[Text passage]:
----

Delicate yet mysterious, Marcel Duchamp’s Air de Paris represents one of his most personal and poetic readymades. Late in 1919, before leaving Paris, Duchamp purchased a souvenir for his dear friend and patron, Walter C. Arensberg. He asked a local pharmacist to empty the “Serum Physiologique” from a glass ampoule, allowing it to refill with Paris air before resealing it. Reminiscing on his experience Duchamp stated, “I thought of it as a present for Arensberg, who had everything money could buy. So I brought him an ampoule of Paris air” (H. Richter, Dada: Art and Anti-Art, New York, 1965, p. 99). The store-bought glass vessel encasing air appeared to contain nothing at all forcing the viewer to question what exactly, if anything, the ampoule holds.

----

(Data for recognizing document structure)
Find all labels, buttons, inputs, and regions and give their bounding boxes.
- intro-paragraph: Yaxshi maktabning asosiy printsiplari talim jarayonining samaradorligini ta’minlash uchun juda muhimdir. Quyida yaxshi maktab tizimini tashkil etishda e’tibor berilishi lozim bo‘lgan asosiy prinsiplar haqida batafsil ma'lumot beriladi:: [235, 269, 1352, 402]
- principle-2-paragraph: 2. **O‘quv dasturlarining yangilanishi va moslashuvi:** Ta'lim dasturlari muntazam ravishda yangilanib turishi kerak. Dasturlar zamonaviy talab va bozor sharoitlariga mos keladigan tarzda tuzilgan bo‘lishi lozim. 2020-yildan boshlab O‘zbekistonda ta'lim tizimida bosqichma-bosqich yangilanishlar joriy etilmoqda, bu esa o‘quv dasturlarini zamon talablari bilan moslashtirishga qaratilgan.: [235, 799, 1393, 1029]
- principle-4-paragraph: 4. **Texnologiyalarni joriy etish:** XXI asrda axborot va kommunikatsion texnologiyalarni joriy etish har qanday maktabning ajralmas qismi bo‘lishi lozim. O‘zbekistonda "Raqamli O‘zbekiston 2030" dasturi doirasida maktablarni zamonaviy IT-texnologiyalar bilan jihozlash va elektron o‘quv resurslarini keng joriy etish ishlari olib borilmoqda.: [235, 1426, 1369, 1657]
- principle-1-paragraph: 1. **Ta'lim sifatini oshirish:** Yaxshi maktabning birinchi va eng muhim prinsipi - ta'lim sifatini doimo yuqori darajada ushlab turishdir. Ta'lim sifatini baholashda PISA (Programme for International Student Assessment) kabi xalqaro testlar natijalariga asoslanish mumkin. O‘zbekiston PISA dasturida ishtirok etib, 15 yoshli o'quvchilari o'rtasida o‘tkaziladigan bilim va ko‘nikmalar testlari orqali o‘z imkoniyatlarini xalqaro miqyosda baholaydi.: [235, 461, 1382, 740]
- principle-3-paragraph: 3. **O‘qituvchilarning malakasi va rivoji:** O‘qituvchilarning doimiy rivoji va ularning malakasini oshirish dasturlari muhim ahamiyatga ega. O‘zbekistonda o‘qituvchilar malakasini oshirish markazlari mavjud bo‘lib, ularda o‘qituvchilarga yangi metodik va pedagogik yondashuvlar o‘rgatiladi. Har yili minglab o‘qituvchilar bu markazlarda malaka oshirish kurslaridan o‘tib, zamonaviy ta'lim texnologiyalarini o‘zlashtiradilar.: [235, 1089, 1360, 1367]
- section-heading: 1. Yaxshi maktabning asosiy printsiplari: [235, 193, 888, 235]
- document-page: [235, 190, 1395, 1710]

----

[Requirement A]: In the passage on Duchamp's Air de Paris, for whom did Duchamp buy the souvenir?
[Requirement B]: Extend the passage on Duchamp's Air de Paris past its last sentence.

[Answer section A]: Walter C. Arensberg

[Answer section B]:
As pioneer of the Dada movement, Duchamp rejected the concept of a work of art seeking alternatives to the institution. The ultimate defiance on artistic tradition was the Readymade: “any common, fabricated object that, without undergoing any modification but solely by reason of its having been chosen by the author, is consecrated a work of art” (A. Schwartz, The Complete Works of Marcel Duchamp, New York, 2000, p. 44). Art evolved into a choice, a decision, rather than the desire for an aesthetically pleasing visual; the Readymade dissolved taste and embraced visual indifference. Duchamp’s choice of the tiny French glass ornament allowed the object to become a work of art capturing a moment in time, a cerebral art. In true Dada fashion, Arensberg, in 1949, accidentally broke the ampoule containing the air of Paris. Though able to be repaired, this begs the question—is this the Air de Paris any longer?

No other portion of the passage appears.